The Heene family in a publicity shot from ABC, for the network

I don’t know about other Asians, but I bet Erin and I are not the only ones who flinch whenever we hear or see coverage in the news media that involves an Asian or Asian American. If it’s good news, hooray and we cheer on the butt-kicking Asian, or applaud the award or medal or accomplishment.

But if it’s bad news, we share the tragedy, shame or embarrassment as if it’s happening to our own family.

A good example is the big story today north of Denver, where a six-year-old boy reportedly climbed into his parents’ homemade flying saucer-shaped balloon which took off and floated for several hours across northern Colorado. The media first reported that the “balloon boy” had crawled into the balloon and managed to untie a tether, which set the helium-filled craft free into the sky.

This story took over my office for several hours, with staff standing around glued to TV screens in the break areas, and others sitting at their desks glued to the live feed from KUSA, the Denver TV station where Richard Heene, the father, first called to ask for help with their station helicopter (before he called the police…). Talk about a “water cooler” story — everywhere I went for a time, people were talking about it.

It was either a tragedy or a miracle in the making — if the kid ended up alive, he’d be on the “Today” show tomorrow morning for sure.

As it turned out, tragedy seemed the outcome, when the balloon finally landed on its own, safely in a farm field — without the boy, Falcon Heene. Had he fallen out during the flight? Was a speck captured on one photo below the balloon, seemingly falling to Earth, an attached box that maybe he had hidden in, that had gotten loose?

But tragedy turned to tragicomedy an hour later, when Falcon was found… in a box all right, but a box in the attic of his family’s garage. At this moment, the details of his misadventure are unclear. I’ll tune in to “Today” to learn what happened.

◆ ◆ ◆ ◆ ◆ ◆ ◆

## JOB
Write the next part of the blog post about the balloon boy story, starting after its final sentence. The rows that follow were taken from a separate source and have no connection to the blog post.

◆ ◆ ◆ ◆ ◆ ◆ ◆

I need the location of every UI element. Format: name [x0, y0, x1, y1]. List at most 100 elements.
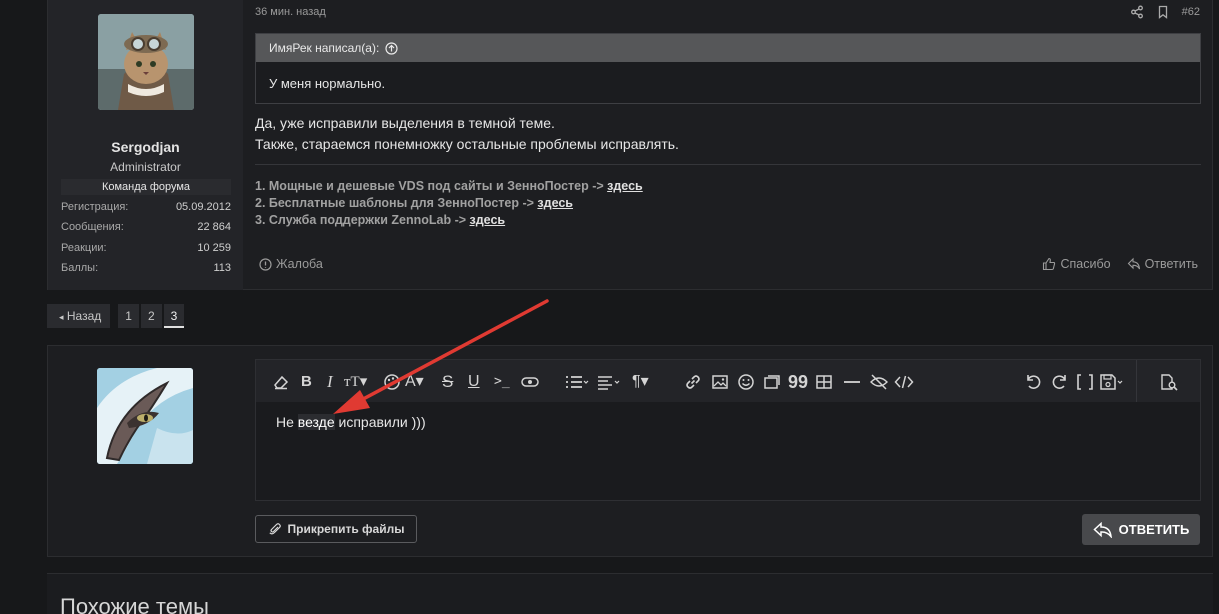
user-avatar[interactable]	[98, 14, 194, 110]
page-numbers: 1 2 3	[118, 304, 185, 328]
media-icon[interactable]	[763, 373, 781, 391]
signature-text: 1. Мощные и дешевые VDS под сайты и Зенн…	[255, 179, 608, 193]
quote-author[interactable]: ИмяРек написал(а):	[269, 34, 379, 62]
signature-link[interactable]: здесь	[537, 196, 573, 210]
user-banner: Команда форума	[61, 179, 231, 195]
similar-threads-title: Похожие темы	[60, 594, 209, 614]
spoiler-icon[interactable]	[520, 373, 540, 391]
page-link[interactable]: 1	[118, 304, 139, 328]
user-stat-registration: Регистрация: 05.09.2012	[61, 201, 231, 213]
quote-header[interactable]: ИмяРек написал(а):	[256, 34, 1200, 62]
signature-divider	[255, 164, 1201, 165]
quote-block: ИмяРек написал(а): У меня нормально.	[255, 33, 1201, 104]
cat-pilot-image	[98, 14, 194, 110]
signature-line: 3. Служба поддержки ZennoLab -> здесь	[255, 212, 643, 229]
table-icon[interactable]	[815, 373, 833, 391]
page-link-current[interactable]: 3	[163, 304, 185, 328]
inline-code-icon[interactable]: >_	[494, 373, 510, 391]
submit-reply-label: ОТВЕТИТЬ	[1118, 522, 1190, 537]
code-icon[interactable]	[894, 373, 914, 391]
stat-label: Сообщения:	[61, 221, 124, 233]
attach-files-label: Прикрепить файлы	[287, 522, 405, 536]
bold-icon[interactable]: B	[301, 373, 312, 391]
quick-reply-form: B I тT▾ A▾ S U >_ ¶▾ 99 Не везде исправи…	[47, 345, 1213, 557]
italic-icon[interactable]: I	[327, 373, 333, 391]
eraser-icon[interactable]	[272, 373, 290, 391]
align-icon[interactable]	[596, 373, 622, 391]
font-size-icon[interactable]: тT▾	[344, 373, 367, 391]
paragraph-icon[interactable]: ¶▾	[632, 373, 649, 391]
signature-text: 2. Бесплатные шаблоны для ЗенноПостер ->	[255, 196, 538, 210]
image-icon[interactable]	[711, 373, 729, 391]
signature-line: 2. Бесплатные шаблоны для ЗенноПостер ->…	[255, 195, 643, 212]
stat-value: 10 259	[197, 242, 231, 254]
back-label: Назад	[66, 309, 102, 323]
font-family-icon[interactable]: A▾	[405, 373, 424, 391]
strikethrough-icon[interactable]: S	[442, 373, 453, 391]
rich-text-editor[interactable]: B I тT▾ A▾ S U >_ ¶▾ 99 Не везде исправи…	[255, 359, 1201, 501]
preview-icon[interactable]	[1159, 373, 1179, 391]
hide-icon[interactable]	[869, 373, 889, 391]
post-time[interactable]: 36 мин. назад	[255, 6, 326, 18]
quote-icon[interactable]: 99	[788, 373, 808, 391]
stat-value[interactable]: 113	[213, 262, 231, 274]
user-stat-reactions: Реакции: 10 259	[61, 242, 231, 254]
like-button[interactable]: Спасибо	[1042, 257, 1111, 271]
palette-icon[interactable]	[383, 373, 401, 391]
report-link[interactable]: Жалоба	[259, 257, 323, 271]
post-message: Да, уже исправили выделения в темной тем…	[255, 113, 679, 155]
signature-link[interactable]: здесь	[470, 213, 506, 227]
undo-icon[interactable]	[1024, 373, 1042, 391]
report-label: Жалоба	[276, 257, 323, 271]
like-label: Спасибо	[1060, 257, 1111, 271]
underline-icon[interactable]: U	[468, 373, 480, 391]
stat-label: Баллы:	[61, 262, 99, 274]
editor-text-segment: Не	[276, 414, 298, 430]
bookmark-icon[interactable]	[1156, 5, 1170, 19]
submit-reply-button[interactable]: ОТВЕТИТЬ	[1082, 514, 1200, 545]
post-number[interactable]: #62	[1182, 6, 1200, 18]
user-title: Administrator	[110, 160, 181, 174]
dragon-eye-image	[97, 368, 193, 464]
message-line: Да, уже исправили выделения в темной тем…	[255, 115, 555, 131]
signature-line: 1. Мощные и дешевые VDS под сайты и Зенн…	[255, 178, 643, 195]
horizontal-line-icon[interactable]	[843, 373, 861, 391]
stat-value: 05.09.2012	[175, 201, 231, 213]
redo-icon[interactable]	[1051, 373, 1069, 391]
post-actions: Спасибо Ответить	[1042, 257, 1198, 271]
editor-highlighted-word: везде	[297, 414, 335, 430]
pagination-back-button[interactable]: ◂ Назад	[47, 304, 111, 328]
paperclip-icon	[268, 523, 281, 535]
list-icon[interactable]	[564, 373, 590, 391]
smile-icon[interactable]	[737, 373, 755, 391]
share-icon[interactable]	[1130, 5, 1144, 19]
attach-files-button[interactable]: Прикрепить файлы	[255, 515, 417, 543]
quote-text: У меня нормально.	[269, 76, 386, 91]
fullscreen-icon[interactable]	[1076, 373, 1094, 391]
editor-text-segment: исправили )))	[334, 414, 426, 430]
forum-post: Sergodjan Administrator Команда форума Р…	[47, 0, 1213, 290]
signature-link[interactable]: здесь	[607, 179, 643, 193]
stat-label: Реакции:	[61, 242, 107, 254]
stat-label: Регистрация:	[61, 201, 129, 213]
post-meta-actions: #62	[1130, 5, 1200, 19]
reply-post-label: Ответить	[1144, 257, 1198, 271]
current-user-avatar[interactable]	[97, 368, 193, 464]
message-line: Также, стараемся понемножку остальные пр…	[255, 136, 679, 152]
reply-post-button[interactable]: Ответить	[1127, 257, 1198, 271]
editor-content[interactable]: Не везде исправили )))	[276, 414, 426, 430]
toolbar-divider	[1136, 360, 1137, 402]
similar-threads-block: Похожие темы	[47, 573, 1213, 614]
save-draft-icon[interactable]	[1099, 373, 1125, 391]
username[interactable]: Sergodjan	[48, 139, 243, 155]
stat-value[interactable]: 22 864	[197, 221, 231, 233]
pagination: ◂ Назад 1 2 3	[47, 304, 185, 328]
page-link[interactable]: 2	[140, 304, 162, 328]
user-stat-points: Баллы: 113	[61, 262, 231, 274]
signature-text: 3. Служба поддержки ZennoLab ->	[255, 213, 470, 227]
user-stat-messages: Сообщения: 22 864	[61, 221, 231, 233]
link-icon[interactable]	[684, 373, 702, 391]
arrow-up-circle-icon[interactable]	[385, 41, 398, 55]
signature: 1. Мощные и дешевые VDS под сайты и Зенн…	[255, 178, 643, 229]
reply-icon	[1127, 257, 1140, 270]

◆ ◆ ◆ ◆ ◆ ◆ ◆

## TASK RESPONSE
What was interesting to me, was my own reaction to the story as the events unfolded. I was entranced by the balloon’s flight like everyone else. After the initial reports broke,, the site that my company, MediaNewsGroup Interactive, owns, posted a story from 2007 that profiled Richard Heene and his entire family’s passion for science — in particular the science of weather. The entire family are storm chasers. That added a layer of intrigue to the story.

But when a Facebook friend sent me a Huffington Post link that revealed the family was on the ABC reality TV show “Wife Swap,” that added another layer of interesting detail.

But what caught my immediate attention was the fact that the mother’s name is Mayumi, and she’s Japanese, and that the family’s three sons are all cute Hapa, or mixed-race, kids.

When I found that out, I immediately posted the fact to Twitter, then wondered to myself as a journalist, was that important?

To mainstream media, nope. But to Asian Americans, yup. My gut clenched a little more when I realized he was Asian — not for his sake, but oddly, for my sake: that I was a little bit afraid he’d done something wrong and that would be embarrassing, well, to me.

I’m sure many people would find this logic unbelievable and just crazy. But when I called Erin and told her the kid is Hapa, her immediate reaction was, ‘Oh great,” which verbalized my feelings exactly.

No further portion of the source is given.